## Exercise
Quote all of the entries word for word.

## Source material
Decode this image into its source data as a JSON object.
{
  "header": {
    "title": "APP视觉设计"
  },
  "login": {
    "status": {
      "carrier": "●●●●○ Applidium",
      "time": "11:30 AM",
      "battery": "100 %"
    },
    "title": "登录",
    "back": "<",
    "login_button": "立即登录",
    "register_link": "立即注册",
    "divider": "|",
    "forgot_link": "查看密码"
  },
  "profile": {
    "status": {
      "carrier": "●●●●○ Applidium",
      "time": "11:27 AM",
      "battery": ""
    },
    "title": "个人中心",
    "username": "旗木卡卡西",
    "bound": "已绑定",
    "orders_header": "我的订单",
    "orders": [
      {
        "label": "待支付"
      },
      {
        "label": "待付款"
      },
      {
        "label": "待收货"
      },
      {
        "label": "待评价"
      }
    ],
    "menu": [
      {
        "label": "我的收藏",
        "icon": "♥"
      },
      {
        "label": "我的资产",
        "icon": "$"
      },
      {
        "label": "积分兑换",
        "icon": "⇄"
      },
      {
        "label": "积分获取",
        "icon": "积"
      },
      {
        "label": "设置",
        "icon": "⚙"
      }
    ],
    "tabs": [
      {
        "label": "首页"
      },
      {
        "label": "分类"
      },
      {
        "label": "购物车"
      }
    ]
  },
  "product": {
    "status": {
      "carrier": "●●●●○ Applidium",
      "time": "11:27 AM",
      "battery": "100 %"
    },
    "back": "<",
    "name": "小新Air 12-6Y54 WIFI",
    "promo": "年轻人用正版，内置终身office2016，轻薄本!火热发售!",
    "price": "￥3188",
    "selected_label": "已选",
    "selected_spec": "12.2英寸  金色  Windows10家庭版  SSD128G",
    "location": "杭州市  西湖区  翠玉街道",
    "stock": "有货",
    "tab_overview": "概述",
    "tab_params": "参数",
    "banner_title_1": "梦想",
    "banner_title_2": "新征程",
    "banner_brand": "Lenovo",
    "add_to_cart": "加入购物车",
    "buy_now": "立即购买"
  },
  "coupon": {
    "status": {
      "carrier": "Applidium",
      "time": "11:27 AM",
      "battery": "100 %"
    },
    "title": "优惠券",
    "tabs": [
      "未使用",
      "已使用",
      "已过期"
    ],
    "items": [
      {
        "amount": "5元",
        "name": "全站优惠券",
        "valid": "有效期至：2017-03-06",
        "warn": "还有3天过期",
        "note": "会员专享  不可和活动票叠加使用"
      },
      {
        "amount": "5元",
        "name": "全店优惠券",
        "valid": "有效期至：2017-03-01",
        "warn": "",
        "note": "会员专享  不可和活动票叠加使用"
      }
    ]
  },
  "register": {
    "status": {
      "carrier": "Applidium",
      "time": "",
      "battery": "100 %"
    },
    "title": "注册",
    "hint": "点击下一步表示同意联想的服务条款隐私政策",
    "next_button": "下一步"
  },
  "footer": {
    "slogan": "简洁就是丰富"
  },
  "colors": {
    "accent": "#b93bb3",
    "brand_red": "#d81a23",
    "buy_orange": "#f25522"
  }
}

## The response
Decode this image into its source data as a JSON object.
{
  "header": {
    "title": "APP视觉设计"
  },
  "login": {
    "status": {
      "carrier": "●●●●○ Applidium",
      "time": "11:30 AM",
      "battery": "100 %"
    },
    "title": "登录",
    "back": "<",
    "login_button": "立即登录",
    "register_link": "立即注册",
    "divider": "|",
    "forgot_link": "查看密码"
  },
  "profile": {
    "status": {
      "carrier": "●●●●○ Applidium",
      "time": "11:27 AM",
      "battery": ""
    },
    "title": "个人中心",
    "username": "旗木卡卡西",
    "bound": "已绑定",
    "orders_header": "我的订单",
    "orders": [
      {
        "label": "待支付"
      },
      {
        "label": "待付款"
      },
      {
        "label": "待收货"
      },
      {
        "label": "待评价"
      }
    ],
    "menu": [
      {
        "label": "我的收藏",
        "icon": "♥"
      },
      {
        "label": "我的资产",
        "icon": "$"
      },
      {
        "label": "积分兑换",
        "icon": "⇄"
      },
      {
        "label": "积分获取",
        "icon": "积"
      },
      {
        "label": "设置",
        "icon": "⚙"
      }
    ],
    "tabs": [
      {
        "label": "首页"
      },
      {
        "label": "分类"
      },
      {
        "label": "购物车"
      }
    ]
  },
  "product": {
    "status": {
      "carrier": "●●●●○ Applidium",
      "time": "11:27 AM",
      "battery": "100 %"
    },
    "back": "<",
    "name": "小新Air 12-6Y54 WIFI",
    "promo": "年轻人用正版，内置终身office2016，轻薄本!火热发售!",
    "price": "￥3188",
    "selected_label": "已选",
    "selected_spec": "12.2英寸  金色  Windows10家庭版  SSD128G",
    "location": "杭州市  西湖区  翠玉街道",
    "stock": "有货",
    "tab_overview": "概述",
    "tab_params": "参数",
    "banner_title_1": "梦想",
    "banner_title_2": "新征程",
    "banner_brand": "Lenovo",
    "add_to_cart": "加入购物车",
    "buy_now": "立即购买"
  },
  "coupon": {
    "status": {
      "carrier": "Applidium",
      "time": "11:27 AM",
      "battery": "100 %"
    },
    "title": "优惠券",
    "tabs": [
      "未使用",
      "已使用",
      "已过期"
    ],
    "items": [
      {
        "amount": "5元",
        "name": "全站优惠券",
        "valid": "有效期至：2017-03-06",
        "warn": "还有3天过期",
        "note": "会员专享  不可和活动票叠加使用"
      },
      {
        "amount": "5元",
        "name": "全店优惠券",
        "valid": "有效期至：2017-03-01",
        "warn": "",
        "note": "会员专享  不可和活动票叠加使用"
      }
    ]
  },
  "register": {
    "status": {
      "carrier": "Applidium",
      "time": "",
      "battery": "100 %"
    },
    "title": "注册",
    "hint": "点击下一步表示同意联想的服务条款隐私政策",
    "next_button": "下一步"
  },
  "footer": {
    "slogan": "简洁就是丰富"
  },
  "colors": {
    "accent": "#b93bb3",
    "brand_red": "#d81a23",
    "buy_orange": "#f25522"
  }
}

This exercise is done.